> [Brief]:
Spot each line in the records below where the word "name" occurs, then copy it.

> [Dataset records]:
----------
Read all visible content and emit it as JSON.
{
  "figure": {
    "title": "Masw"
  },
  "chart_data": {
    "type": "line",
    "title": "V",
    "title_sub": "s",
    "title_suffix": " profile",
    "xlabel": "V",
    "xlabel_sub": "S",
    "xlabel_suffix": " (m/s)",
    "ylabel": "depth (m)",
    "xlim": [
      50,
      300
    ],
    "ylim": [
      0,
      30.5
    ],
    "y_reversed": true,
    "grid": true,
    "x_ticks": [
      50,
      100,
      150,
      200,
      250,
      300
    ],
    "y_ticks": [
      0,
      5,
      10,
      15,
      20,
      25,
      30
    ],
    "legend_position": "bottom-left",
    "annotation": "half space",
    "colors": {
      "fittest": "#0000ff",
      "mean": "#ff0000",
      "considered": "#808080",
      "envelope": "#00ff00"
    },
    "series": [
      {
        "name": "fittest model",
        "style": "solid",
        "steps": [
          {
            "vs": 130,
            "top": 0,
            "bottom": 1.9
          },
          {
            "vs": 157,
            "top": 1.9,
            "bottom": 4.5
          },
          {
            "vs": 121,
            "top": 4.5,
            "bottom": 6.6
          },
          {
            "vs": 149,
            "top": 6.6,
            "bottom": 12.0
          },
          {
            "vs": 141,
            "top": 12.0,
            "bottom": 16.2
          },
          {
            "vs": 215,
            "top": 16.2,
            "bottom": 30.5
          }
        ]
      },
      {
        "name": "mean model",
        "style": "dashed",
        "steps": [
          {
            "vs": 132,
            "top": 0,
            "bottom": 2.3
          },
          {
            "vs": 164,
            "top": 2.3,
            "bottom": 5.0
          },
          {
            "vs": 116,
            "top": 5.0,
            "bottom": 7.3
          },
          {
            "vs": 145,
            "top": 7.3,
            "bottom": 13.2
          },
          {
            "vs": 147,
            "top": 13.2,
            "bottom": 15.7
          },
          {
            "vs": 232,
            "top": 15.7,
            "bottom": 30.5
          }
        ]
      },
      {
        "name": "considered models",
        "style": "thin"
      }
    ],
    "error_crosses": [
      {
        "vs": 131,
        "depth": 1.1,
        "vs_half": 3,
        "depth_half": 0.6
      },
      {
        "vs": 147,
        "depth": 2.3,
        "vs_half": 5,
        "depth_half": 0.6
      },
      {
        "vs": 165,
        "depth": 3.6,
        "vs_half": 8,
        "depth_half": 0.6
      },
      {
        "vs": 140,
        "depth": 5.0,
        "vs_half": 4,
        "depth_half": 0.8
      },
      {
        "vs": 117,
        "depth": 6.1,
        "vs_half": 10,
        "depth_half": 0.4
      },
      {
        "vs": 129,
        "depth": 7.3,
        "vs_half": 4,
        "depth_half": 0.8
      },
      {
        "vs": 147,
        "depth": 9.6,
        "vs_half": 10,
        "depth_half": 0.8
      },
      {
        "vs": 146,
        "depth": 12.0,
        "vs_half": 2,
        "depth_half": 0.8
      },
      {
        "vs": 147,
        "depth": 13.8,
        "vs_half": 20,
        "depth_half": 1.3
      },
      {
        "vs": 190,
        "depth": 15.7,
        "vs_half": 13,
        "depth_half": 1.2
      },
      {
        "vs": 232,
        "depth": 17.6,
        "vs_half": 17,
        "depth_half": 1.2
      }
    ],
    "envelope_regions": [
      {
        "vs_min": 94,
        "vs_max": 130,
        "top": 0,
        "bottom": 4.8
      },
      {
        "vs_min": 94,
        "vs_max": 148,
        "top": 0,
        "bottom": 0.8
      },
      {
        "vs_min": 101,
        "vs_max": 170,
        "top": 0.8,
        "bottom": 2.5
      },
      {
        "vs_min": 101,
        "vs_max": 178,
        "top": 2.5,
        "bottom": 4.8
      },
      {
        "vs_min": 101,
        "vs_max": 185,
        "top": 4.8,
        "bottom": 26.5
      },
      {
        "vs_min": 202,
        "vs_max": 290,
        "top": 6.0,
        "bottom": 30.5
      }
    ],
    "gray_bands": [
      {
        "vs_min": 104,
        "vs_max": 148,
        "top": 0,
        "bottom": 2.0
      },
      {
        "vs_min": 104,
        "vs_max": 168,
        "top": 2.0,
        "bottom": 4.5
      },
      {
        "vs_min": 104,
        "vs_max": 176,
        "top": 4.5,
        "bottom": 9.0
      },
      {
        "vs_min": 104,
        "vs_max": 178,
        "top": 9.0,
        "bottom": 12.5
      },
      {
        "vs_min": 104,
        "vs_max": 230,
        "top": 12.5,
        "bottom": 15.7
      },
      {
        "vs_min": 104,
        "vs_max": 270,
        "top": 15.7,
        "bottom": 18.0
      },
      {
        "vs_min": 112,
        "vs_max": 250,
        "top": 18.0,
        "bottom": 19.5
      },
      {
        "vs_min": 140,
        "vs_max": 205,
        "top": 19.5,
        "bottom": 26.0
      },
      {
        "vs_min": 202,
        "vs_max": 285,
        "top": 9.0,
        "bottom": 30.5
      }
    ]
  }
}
----------
> [In response]:
        "name": "fittest model",
        "name": "mean model",
        "name": "considered models",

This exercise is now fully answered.